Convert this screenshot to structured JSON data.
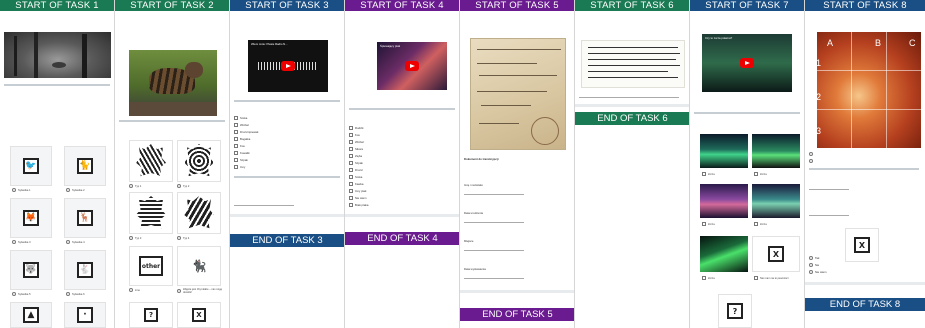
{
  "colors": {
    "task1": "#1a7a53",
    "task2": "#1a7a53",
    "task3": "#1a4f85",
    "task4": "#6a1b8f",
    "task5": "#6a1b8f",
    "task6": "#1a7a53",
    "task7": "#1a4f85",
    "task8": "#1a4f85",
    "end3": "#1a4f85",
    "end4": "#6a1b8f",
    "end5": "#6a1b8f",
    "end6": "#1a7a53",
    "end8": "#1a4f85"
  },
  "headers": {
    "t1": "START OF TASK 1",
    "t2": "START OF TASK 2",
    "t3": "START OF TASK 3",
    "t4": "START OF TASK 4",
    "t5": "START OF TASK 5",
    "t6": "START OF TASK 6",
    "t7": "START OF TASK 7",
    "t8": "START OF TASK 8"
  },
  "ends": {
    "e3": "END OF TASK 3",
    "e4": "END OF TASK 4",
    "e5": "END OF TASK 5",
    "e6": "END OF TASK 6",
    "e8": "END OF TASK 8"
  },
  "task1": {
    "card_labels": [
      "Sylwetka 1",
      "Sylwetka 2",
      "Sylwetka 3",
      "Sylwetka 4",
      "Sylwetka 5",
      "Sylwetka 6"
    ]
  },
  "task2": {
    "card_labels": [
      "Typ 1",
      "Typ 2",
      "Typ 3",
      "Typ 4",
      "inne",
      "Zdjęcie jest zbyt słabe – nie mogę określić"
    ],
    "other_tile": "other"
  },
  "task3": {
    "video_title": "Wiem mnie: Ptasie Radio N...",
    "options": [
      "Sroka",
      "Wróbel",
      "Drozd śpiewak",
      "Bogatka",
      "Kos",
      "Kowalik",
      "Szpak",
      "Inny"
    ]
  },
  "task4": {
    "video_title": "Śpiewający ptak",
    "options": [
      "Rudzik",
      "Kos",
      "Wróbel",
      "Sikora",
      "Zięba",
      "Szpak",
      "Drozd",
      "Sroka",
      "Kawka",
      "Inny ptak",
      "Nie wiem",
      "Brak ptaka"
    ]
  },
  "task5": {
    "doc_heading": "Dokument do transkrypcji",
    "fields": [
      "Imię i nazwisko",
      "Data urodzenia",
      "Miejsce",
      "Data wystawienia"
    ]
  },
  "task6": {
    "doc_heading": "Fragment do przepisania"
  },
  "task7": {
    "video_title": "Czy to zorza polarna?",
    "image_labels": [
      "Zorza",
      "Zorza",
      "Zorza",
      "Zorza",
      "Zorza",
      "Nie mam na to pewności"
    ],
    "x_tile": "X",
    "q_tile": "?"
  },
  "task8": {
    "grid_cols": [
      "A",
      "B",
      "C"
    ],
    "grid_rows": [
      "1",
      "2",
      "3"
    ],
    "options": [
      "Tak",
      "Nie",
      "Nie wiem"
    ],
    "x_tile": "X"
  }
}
.....
> _Given request_
Pull every line containing "Sylwetka" from the data.

> _The completed task_
      "Sylwetka 1",
      "Sylwetka 2",
      "Sylwetka 3",
      "Sylwetka 4",
      "Sylwetka 5",
      "Sylwetka 6"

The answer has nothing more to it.